Latihan Singkat 1 ::
Tentukan apakah setiap pernyataan berikut sesuai dengan teks tentang kasus Bibit Chandra dan Bang Century. Jawab ya atau tidak, lalu kutip kata-kata teks yang menentukannya.
(a) Menurut audit BPK, Bang Century layak menerima dana talangan.
(b) Lembaga Penjamin Simpanan ditunjuk pemerintah pada tanggal 21 November 2008.
(c) LPS mengucurkan dana sebesar 4 trilyun kepada Bang Century dengan persetujuan DPR.
Latihan Singkat 2 ::
Lanjutkan teks tentang kasus Bibit Chandra dan Bang Century mulai setelah kalimat terakhirnya.

Teks Bacaan ::
——
Minggu, 06 Desember 2009

CARUT MARUT TATANAN Sosial



Adalah berita yang menggembirakan bagi kitya semua, setelah dikeluarkannya SKKP No. Tap 01 / 01 . 14 / FD.1 / 12 / 2009, tanggal 1 Desember, atas nama Chandra M. Hamzah dan Tap 02 / 01. 1 4 / FD. 1 / 12 / 2009 AN Bibit R. Riyanto oleh Kejaksaan Negeri Jakarta Selatan , yang merupakan pertanda bergulirnya angin kedamaian yang selama 3 bulan di penghujung tahun 2009, terjadi kisruh opini publik, perseteruan antara lembaga negara, serta memanasnya silang pendapat antara elit –elit politik.

Namun belum juga kita lega, baru saja kita mengipasi kegerahan fenomena sosial dan hukum atau mungkin juga muatan politik bagi pihak yang berkepentingan, kita dihadapkan lagi dengan kasus Bang Century yang bergulir berbarengan dengan kasus Bibit Chandra. Dan nampaknya Kasus Bang Century juga tidak kalah panasnya dengan kasus yang mendahuluinya. Bahkan ada suatu analisis dari media massa yang menyimpulkan, bahwa kasus Bibit Chandra telah mendomonir sorotan pers sebanyak 75 persen dan Bang Century sebanyak 25 persen, pada dekadi 3 bulan yang lalu, namun angka tersebut sekarang telah berubah sebaliknya.

Bahkan tidak tanggung –tanggung lagi permasalahan praktek money loundering di Bang Century inipun berkembang semakin melebar, apalagi penyimpangan pengucuran dana ini
disikapi dengan keteledoran lembaga autoritas moneter dengan melepas bail out sebesar 6, 7 trilyun rupiah. Meskipun menurut audit BPK , Bang Century tidak layak menerima dana talangan tersebut. Sebab kondisi bang tersebut memang tidak layak beroperasi, sesuai dengan advice dari BI.

Namun dengan alasan karena terjadi krisis perbangkan, sehingga Bang Century masih dibiarkan hidup, tetapi dengan naungan dan pengawasan Lembaga Penjamin Simpanan, yang ditunjuk pemerintah pada tanggal 21 November 2008. Meski dalam menjalankan fungsinya LPS ini pernah mengucurkan dana sebesar 4 trilyun pada Bang Century tanpa persetujuan DPR. Bukankah kebijakan ini akan menambah runyamnya kemelut di bang itu, yang dewasa itu berperan sebagai kendaraan pihak tertentu.
——
Data Tersedia ::
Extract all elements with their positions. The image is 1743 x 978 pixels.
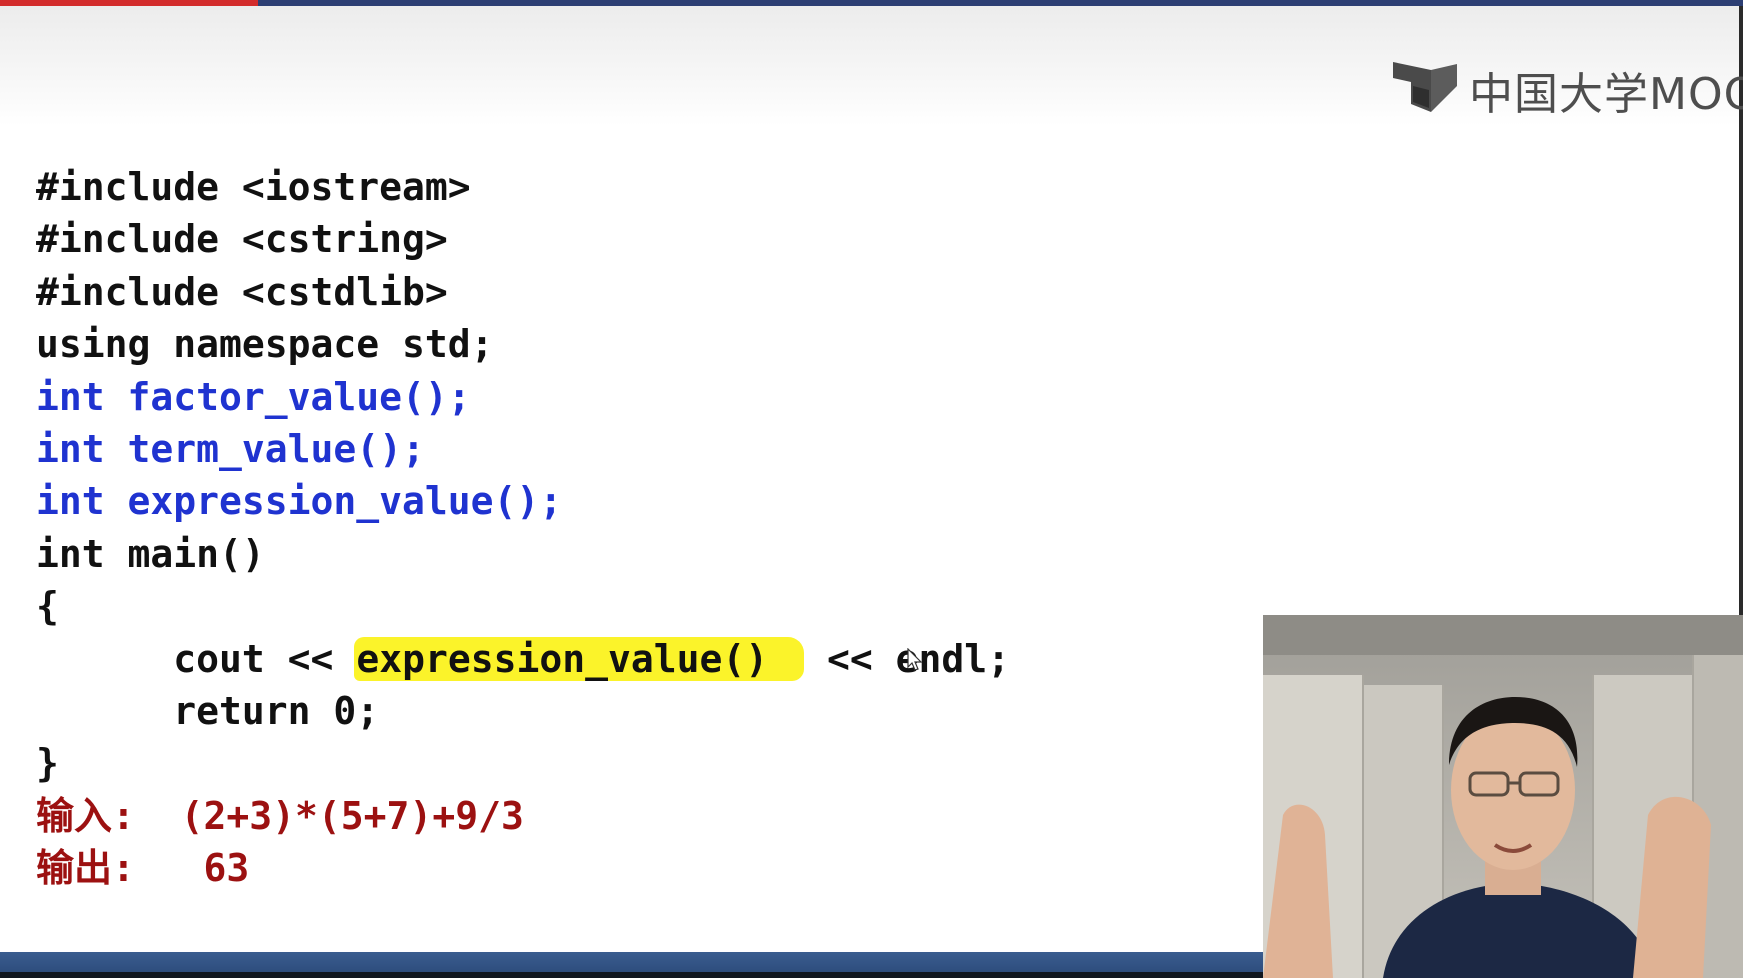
——
Jawaban 1 ::
(a) Tidak: "Meskipun menurut audit BPK , Bang Century tidak layak menerima dana talangan tersebut."
(b) Ya: "yang ditunjuk pemerintah pada tanggal 21 November 2008"
(c) Tidak: "LPS ini pernah mengucurkan dana sebesar 4 trilyun pada Bang Century tanpa persetujuan DPR"

Jawaban 2 ::
Nampaknya tidak hanya dengan penyelesaian kebijakan moneter saja terhadap kasus ini. Namun lembaga tinggi negarapun, yaitu DPR lebih peka dalam meneropong kasus ini, bahkan lebih jauh lagi memandang pada sisi yang lebih urgent lagi. Terbukti dengan lahirnya
2
Tim Sembilan dikalangan anggota DPA, yang berkiprah sebagai Tim Pengusung Hak Angket kasus Bang Century, yang berdiri sejak 22 Oktober 2004 itu.

Kita bisa berbangga hati, ternyata pengajuan Hak Angket di pembahasan Paripurn
DPR, pada tanggal 1 Desember lalu telah mendapat persetujuan dari 503 anggota dewan. Hal ini berarti praktek bail out t ersebut di atas akan bergulir menjadi tontonan politik publik yang menarik. Betapa tidak, karena setiap permasalahn hukum yang dimuati politik dan kriminalisasi suatu institusi yang dimuati politik jua, dewasa ini telah menjadi sarapan kedua bagi publik. Tentunya setiap permasalahn di atas tadi , jelaslah dilansir oleh semua media massa, baik cetak, elektonik dan dunia maya. Yang pada gilirannya nanti tentunya akan menginternalisasikan sikap mental skeptis dalam berkehidupan berbangsa dan bernegara.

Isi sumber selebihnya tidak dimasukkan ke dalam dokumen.